Prompt —
Copy each line of the entries that contains the word "objects".
########
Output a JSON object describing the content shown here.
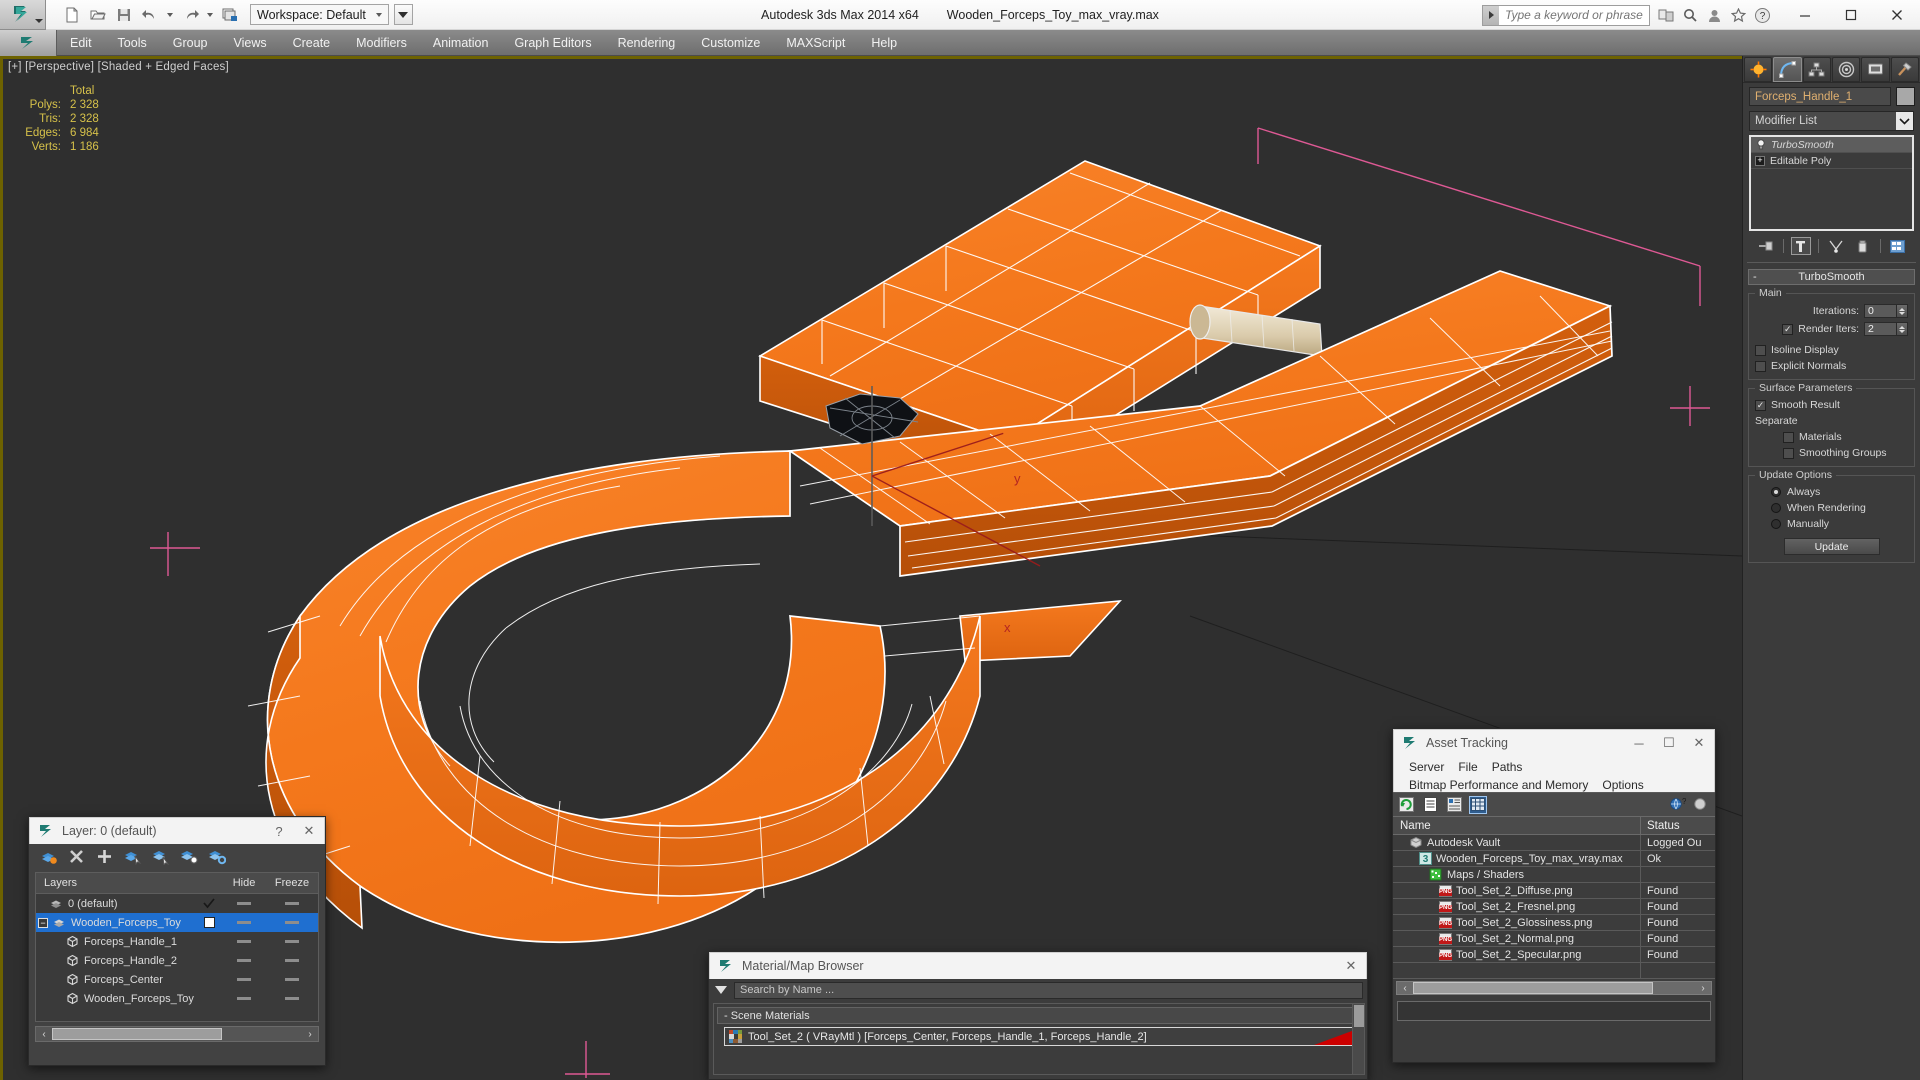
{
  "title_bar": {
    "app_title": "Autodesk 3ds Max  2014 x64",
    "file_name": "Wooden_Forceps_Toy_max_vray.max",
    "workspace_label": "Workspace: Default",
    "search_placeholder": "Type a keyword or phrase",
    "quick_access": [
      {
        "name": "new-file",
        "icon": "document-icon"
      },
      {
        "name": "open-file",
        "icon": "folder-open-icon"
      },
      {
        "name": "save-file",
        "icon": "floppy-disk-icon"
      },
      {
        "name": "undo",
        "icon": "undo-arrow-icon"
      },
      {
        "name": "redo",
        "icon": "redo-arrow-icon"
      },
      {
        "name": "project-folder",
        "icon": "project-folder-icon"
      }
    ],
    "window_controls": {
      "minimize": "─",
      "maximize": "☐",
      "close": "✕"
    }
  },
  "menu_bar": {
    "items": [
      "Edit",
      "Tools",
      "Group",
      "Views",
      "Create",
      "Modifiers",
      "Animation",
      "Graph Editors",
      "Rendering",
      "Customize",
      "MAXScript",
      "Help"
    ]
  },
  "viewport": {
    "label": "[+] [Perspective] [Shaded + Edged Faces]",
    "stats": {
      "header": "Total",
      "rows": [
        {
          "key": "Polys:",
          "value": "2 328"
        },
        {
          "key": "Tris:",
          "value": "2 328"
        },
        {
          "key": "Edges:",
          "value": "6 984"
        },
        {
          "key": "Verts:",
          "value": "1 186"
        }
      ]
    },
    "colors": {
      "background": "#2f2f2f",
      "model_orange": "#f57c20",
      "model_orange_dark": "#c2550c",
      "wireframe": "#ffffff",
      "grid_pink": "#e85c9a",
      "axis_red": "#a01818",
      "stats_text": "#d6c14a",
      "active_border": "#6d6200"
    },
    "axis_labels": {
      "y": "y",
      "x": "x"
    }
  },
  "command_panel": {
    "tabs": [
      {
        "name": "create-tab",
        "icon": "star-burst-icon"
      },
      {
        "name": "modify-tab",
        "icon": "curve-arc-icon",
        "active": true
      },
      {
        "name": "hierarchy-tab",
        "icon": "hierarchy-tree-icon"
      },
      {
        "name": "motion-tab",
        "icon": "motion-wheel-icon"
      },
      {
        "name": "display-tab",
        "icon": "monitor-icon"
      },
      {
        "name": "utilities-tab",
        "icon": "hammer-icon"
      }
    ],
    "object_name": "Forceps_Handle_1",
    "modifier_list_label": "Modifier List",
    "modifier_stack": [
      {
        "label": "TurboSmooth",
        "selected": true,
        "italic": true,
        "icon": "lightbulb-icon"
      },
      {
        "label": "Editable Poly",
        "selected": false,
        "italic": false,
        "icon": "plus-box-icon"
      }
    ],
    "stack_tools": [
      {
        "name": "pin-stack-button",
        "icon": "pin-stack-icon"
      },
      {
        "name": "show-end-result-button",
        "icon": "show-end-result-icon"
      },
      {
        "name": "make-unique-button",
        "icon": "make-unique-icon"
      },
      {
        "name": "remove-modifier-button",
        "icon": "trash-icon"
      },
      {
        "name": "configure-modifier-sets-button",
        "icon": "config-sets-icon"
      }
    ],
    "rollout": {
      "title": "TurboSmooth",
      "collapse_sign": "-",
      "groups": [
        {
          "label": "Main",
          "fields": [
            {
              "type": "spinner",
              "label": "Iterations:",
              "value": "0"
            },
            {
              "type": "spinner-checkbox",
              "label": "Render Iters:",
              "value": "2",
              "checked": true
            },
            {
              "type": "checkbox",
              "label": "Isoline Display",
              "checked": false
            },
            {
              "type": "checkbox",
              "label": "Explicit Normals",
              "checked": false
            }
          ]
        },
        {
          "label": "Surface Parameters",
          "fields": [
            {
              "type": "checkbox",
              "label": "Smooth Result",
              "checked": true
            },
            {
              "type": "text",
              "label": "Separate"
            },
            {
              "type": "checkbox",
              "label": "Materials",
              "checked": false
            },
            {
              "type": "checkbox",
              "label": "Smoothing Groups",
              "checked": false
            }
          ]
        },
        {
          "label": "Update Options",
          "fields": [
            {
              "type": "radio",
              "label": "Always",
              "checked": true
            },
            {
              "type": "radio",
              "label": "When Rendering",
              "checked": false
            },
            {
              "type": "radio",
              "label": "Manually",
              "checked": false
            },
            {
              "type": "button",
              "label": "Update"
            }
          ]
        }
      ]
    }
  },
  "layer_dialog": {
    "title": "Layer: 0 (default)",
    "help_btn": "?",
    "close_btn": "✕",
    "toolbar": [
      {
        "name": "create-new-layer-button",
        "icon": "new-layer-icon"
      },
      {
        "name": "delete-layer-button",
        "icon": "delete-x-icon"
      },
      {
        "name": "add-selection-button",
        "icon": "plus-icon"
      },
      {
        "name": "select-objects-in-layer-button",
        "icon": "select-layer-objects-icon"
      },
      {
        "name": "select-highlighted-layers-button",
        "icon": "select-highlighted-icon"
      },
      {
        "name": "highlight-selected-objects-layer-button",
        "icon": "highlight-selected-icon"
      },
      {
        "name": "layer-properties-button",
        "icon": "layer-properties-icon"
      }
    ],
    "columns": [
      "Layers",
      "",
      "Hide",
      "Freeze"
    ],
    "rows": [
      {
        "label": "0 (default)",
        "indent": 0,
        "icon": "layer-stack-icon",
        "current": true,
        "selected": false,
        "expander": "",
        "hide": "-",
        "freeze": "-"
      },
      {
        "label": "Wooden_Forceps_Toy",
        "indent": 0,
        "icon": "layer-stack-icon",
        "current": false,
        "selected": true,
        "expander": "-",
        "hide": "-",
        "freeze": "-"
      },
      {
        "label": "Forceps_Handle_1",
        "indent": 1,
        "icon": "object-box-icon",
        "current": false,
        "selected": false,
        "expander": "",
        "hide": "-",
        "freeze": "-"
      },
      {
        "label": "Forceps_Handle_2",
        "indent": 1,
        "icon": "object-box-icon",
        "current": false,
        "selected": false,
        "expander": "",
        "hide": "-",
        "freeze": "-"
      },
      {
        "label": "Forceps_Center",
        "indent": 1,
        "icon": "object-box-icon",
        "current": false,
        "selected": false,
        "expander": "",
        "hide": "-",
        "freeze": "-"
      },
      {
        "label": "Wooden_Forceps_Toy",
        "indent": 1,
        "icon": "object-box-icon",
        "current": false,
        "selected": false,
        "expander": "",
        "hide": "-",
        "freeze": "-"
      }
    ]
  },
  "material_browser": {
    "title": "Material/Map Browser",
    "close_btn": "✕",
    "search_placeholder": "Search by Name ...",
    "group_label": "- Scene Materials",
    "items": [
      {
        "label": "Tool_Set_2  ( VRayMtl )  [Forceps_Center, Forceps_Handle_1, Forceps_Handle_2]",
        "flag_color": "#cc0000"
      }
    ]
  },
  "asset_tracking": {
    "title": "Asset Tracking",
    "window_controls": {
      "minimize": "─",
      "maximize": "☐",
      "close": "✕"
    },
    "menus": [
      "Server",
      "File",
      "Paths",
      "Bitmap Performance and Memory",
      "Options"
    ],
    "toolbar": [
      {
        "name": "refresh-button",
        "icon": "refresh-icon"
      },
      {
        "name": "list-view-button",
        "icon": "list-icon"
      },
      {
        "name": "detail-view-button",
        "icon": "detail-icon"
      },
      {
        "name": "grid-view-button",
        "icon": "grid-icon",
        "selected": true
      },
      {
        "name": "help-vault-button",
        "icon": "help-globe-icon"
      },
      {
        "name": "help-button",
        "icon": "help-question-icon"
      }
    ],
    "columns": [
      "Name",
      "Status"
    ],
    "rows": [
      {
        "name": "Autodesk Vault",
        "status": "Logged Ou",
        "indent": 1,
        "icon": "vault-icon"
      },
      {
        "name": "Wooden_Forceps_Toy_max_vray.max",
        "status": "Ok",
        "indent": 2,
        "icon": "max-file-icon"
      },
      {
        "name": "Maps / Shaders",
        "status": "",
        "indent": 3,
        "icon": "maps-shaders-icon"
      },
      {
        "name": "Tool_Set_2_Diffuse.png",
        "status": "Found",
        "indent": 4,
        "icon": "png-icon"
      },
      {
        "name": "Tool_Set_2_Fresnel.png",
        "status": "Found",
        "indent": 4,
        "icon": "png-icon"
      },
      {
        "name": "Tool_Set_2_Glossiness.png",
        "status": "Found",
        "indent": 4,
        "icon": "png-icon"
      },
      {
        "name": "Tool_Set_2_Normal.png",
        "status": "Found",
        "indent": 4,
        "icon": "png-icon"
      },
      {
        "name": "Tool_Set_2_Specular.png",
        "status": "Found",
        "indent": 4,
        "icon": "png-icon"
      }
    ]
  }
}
########
Task result —
        "name": "select-objects-in-layer-button",
        "icon": "select-layer-objects-icon"
        "name": "highlight-selected-objects-layer-button",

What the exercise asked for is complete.